> EXERCISE PROMPT
Render every line of the data below as a Markdown table with the columns Row and Line, numbering each row and skipping blank lines. Leave the pictures out.

(Spatial layout entries)
^^^^^^^^^^^^^^^^

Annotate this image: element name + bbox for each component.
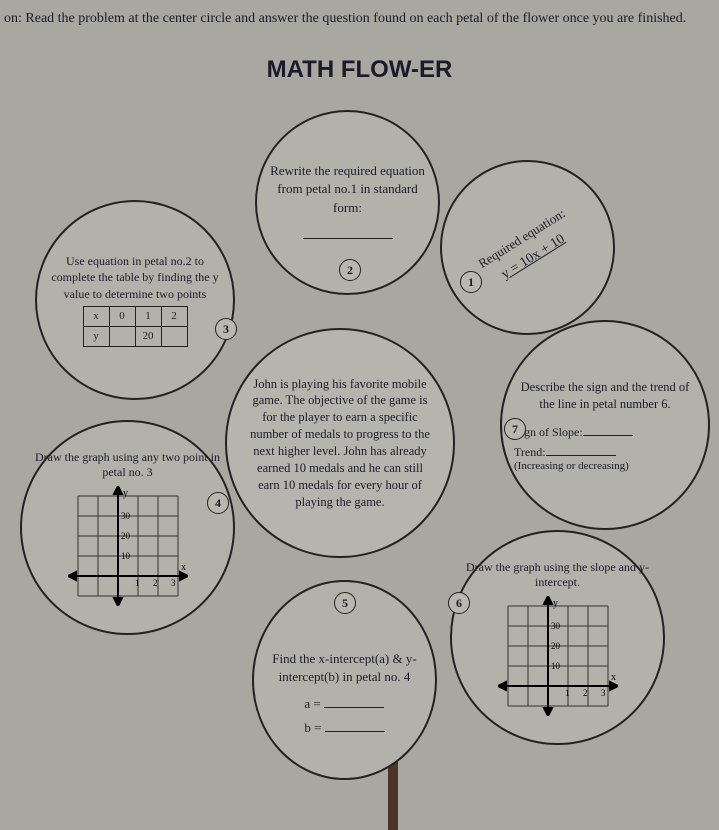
- cell-y-label: y: [83, 326, 109, 346]
- svg-text:10: 10: [121, 551, 131, 561]
- cell: 2: [161, 306, 187, 326]
- center-problem: John is playing his favorite mobile game…: [225, 328, 455, 558]
- cell: 20: [135, 326, 161, 346]
- petal-2: Rewrite the required equation from petal…: [255, 110, 440, 295]
- petal-6-number: 6: [448, 592, 470, 614]
- svg-text:y: y: [123, 488, 128, 499]
- cell: 0: [109, 306, 135, 326]
- petal-4: Draw the graph using any two point in pe…: [20, 420, 235, 635]
- petal-5-number: 5: [334, 592, 356, 614]
- petal-7: Describe the sign and the trend of the l…: [500, 320, 710, 530]
- center-text: John is playing his favorite mobile game…: [245, 376, 435, 511]
- petal-4-number: 4: [207, 492, 229, 514]
- graph-svg: y x 30 20 10 1 2 3: [68, 486, 188, 606]
- b-label: b =: [304, 720, 321, 735]
- svg-text:20: 20: [121, 531, 131, 541]
- petal-7-text: Describe the sign and the trend of the l…: [514, 379, 696, 414]
- trend-hint: (Increasing or decreasing): [514, 460, 696, 472]
- petal-4-graph: y x 30 20 10 1 2 3: [68, 486, 188, 606]
- svg-text:20: 20: [551, 641, 561, 651]
- petal-2-text: Rewrite the required equation from petal…: [269, 162, 426, 217]
- svg-text:10: 10: [551, 661, 561, 671]
- instructions-text: on: Read the problem at the center circl…: [0, 8, 711, 29]
- petal-5-text: Find the x-intercept(a) & y-intercept(b)…: [266, 650, 423, 686]
- cell-blank[interactable]: [161, 326, 187, 346]
- petal-3-number: 3: [215, 318, 237, 340]
- cell: 1: [135, 306, 161, 326]
- svg-text:1: 1: [135, 578, 140, 588]
- svg-text:1: 1: [565, 688, 570, 698]
- svg-text:30: 30: [121, 511, 131, 521]
- petal-3-table: x 0 1 2 y 20: [83, 306, 188, 347]
- a-label: a =: [304, 696, 320, 711]
- svg-text:x: x: [181, 562, 186, 573]
- petal-2-number: 2: [339, 259, 361, 281]
- svg-text:y: y: [553, 598, 558, 609]
- petal-1: Required equation: y = 10x + 10 1: [440, 160, 615, 335]
- cell-x-label: x: [83, 306, 109, 326]
- trend-label: Trend:: [514, 445, 546, 459]
- petal-3: Use equation in petal no.2 to complete t…: [35, 200, 235, 400]
- petal-3-text: Use equation in petal no.2 to complete t…: [49, 253, 221, 302]
- svg-text:2: 2: [583, 688, 588, 698]
- page-title: MATH FLOW-ER: [0, 56, 719, 84]
- petal-6-graph: y x 30 20 10 1 2 3: [498, 596, 618, 716]
- svg-text:30: 30: [551, 621, 561, 631]
- graph-svg: y x 30 20 10 1 2 3: [498, 596, 618, 716]
- a-blank[interactable]: [324, 696, 384, 708]
- table-row: y 20: [83, 326, 187, 346]
- petal-6-text: Draw the graph using the slope and y-int…: [464, 560, 651, 590]
- svg-text:3: 3: [171, 578, 176, 588]
- petal-4-text: Draw the graph using any two point in pe…: [34, 450, 221, 480]
- cell-blank[interactable]: [109, 326, 135, 346]
- b-blank[interactable]: [325, 720, 385, 732]
- petal-6: Draw the graph using the slope and y-int…: [450, 530, 665, 745]
- petal-1-number: 1: [460, 271, 482, 293]
- svg-text:2: 2: [153, 578, 158, 588]
- svg-text:x: x: [611, 672, 616, 683]
- petal-2-blank[interactable]: [303, 225, 393, 239]
- petal-7-number: 7: [504, 418, 526, 440]
- svg-text:3: 3: [601, 688, 606, 698]
- petal-5: 5 Find the x-intercept(a) & y-intercept(…: [252, 580, 437, 780]
- trend-blank[interactable]: [546, 444, 616, 456]
- sign-blank[interactable]: [583, 424, 633, 436]
- table-row: x 0 1 2: [83, 306, 187, 326]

^^^^^^^^^^^^^^^^

> CORRECT ANSWER
| Row | Line |
|---|---|
| 1 | Annotate this image: element name + bbox for each component. |
| 2 | - cell-y-label: y: [83, 326, 109, 346] |
| 3 | - svg-text:10: 10: [121, 551, 131, 561] |
| 4 | - cell: 2: [161, 306, 187, 326] |
| 5 | - center-problem: John is playing his favorite mobile game…: [225, 328, 455, 558] |
| 6 | - cell: 20: [135, 326, 161, 346] |
| 7 | - petal-2: Rewrite the required equation from petal…: [255, 110, 440, 295] |
| 8 | - petal-6-number: 6: [448, 592, 470, 614] |
| 9 | - svg-text:y: y: [123, 488, 128, 499] |
| 10 | - cell: 0: [109, 306, 135, 326] |
| 11 | - petal-4: Draw the graph using any two point in pe…: [20, 420, 235, 635] |
| 12 | - petal-5-number: 5: [334, 592, 356, 614] |
| 13 | - petal-7: Describe the sign and the trend of the l…: [500, 320, 710, 530] |
| 14 | - center-text: John is playing his favorite mobile game…: [245, 376, 435, 511] |
| 15 | - petal-4-number: 4: [207, 492, 229, 514] |
| 16 | - graph-svg: y x 30 20 10 1 2 3: [68, 486, 188, 606] |
| 17 | - b-label: b =: [304, 720, 321, 735] |
| 18 | - svg-text:20: 20: [121, 531, 131, 541] |
| 19 | - petal-7-text: Describe the sign and the trend of the l…: [514, 379, 696, 414] |
| 20 | - trend-hint: (Increasing or decreasing): [514, 460, 696, 472] |
| 21 | - petal-4-graph: y x 30 20 10 1 2 3: [68, 486, 188, 606] |
| 22 | - svg-text:20: 20: [551, 641, 561, 651] |
| 23 | - petal-2-text: Rewrite the required equation from petal…: [269, 162, 426, 217] |
| 24 | - svg-text:10: 10: [551, 661, 561, 671] |
| 25 | - instructions-text: on: Read the problem at the center circl…: [0, 8, 711, 29] |
| 26 | - petal-5-text: Find the x-intercept(a) & y-intercept(b)…: [266, 650, 423, 686] |
| 27 | - cell-blank[interactable]: [161, 326, 187, 346] |
| 28 | - petal-3-number: 3: [215, 318, 237, 340] |
| 29 | - cell: 1: [135, 306, 161, 326] |
| 30 | - svg-text:1: 1: [135, 578, 140, 588] |
| 31 | - svg-text:1: 1: [565, 688, 570, 698] |
| 32 | - svg-text:30: 30: [121, 511, 131, 521] |
| 33 | - petal-3-table: x 0 1 2 y 20: [83, 306, 188, 347] |
| 34 | - a-label: a =: [304, 696, 320, 711] |
| 35 | - svg-text:x: x: [181, 562, 186, 573] |
| 36 | - petal-2-number: 2: [339, 259, 361, 281] |
| 37 | - svg-text:y: y: [553, 598, 558, 609] |
| 38 | - petal-1: Required equation: y = 10x + 10 1: [440, 160, 615, 335] |
| 39 | - cell-x-label: x: [83, 306, 109, 326] |
| 40 | - trend-label: Trend:: [514, 445, 546, 459] |
| 41 | - petal-3: Use equation in petal no.2 to complete t…: [35, 200, 235, 400] |
| 42 | - petal-3-text: Use equation in petal no.2 to complete t…: [49, 253, 221, 302] |
| 43 | - svg-text:2: 2: [583, 688, 588, 698] |
| 44 | - page-title: MATH FLOW-ER: [0, 56, 719, 84] |
| 45 | - petal-6-graph: y x 30 20 10 1 2 3: [498, 596, 618, 716] |
| 46 | - svg-text:30: 30: [551, 621, 561, 631] |
| 47 | - graph-svg: y x 30 20 10 1 2 3: [498, 596, 618, 716] |
| 48 | - a-blank[interactable]: [324, 696, 384, 708] |
| 49 | - table-row: y 20: [83, 326, 187, 346] |
| 50 | - petal-6-text: Draw the graph using the slope and y-int…: [464, 560, 651, 590] |
| 51 | - svg-text:3: 3: [171, 578, 176, 588] |
| 52 | - petal-4-text: Draw the graph using any two point in pe…: [34, 450, 221, 480] |
| 53 | - cell-blank[interactable]: [109, 326, 135, 346] |
| 54 | - b-blank[interactable]: [325, 720, 385, 732] |
| 55 | - petal-6: Draw the graph using the slope and y-int…: [450, 530, 665, 745] |
| 56 | - petal-1-number: 1: [460, 271, 482, 293] |
| 57 | - svg-text:2: 2: [153, 578, 158, 588] |
| 58 | - svg-text:x: x: [611, 672, 616, 683] |
| 59 | - petal-2-blank[interactable]: [303, 225, 393, 239] |
| 60 | - petal-7-number: 7: [504, 418, 526, 440] |
| 61 | - svg-text:3: 3: [601, 688, 606, 698] |
| 62 | - petal-5: 5 Find the x-intercept(a) & y-intercept(…: [252, 580, 437, 780] |
| 63 | - trend-blank[interactable]: [546, 444, 616, 456] |
| 64 | - sign-blank[interactable]: [583, 424, 633, 436] |
| 65 | - table-row: x 0 1 2: [83, 306, 187, 326] |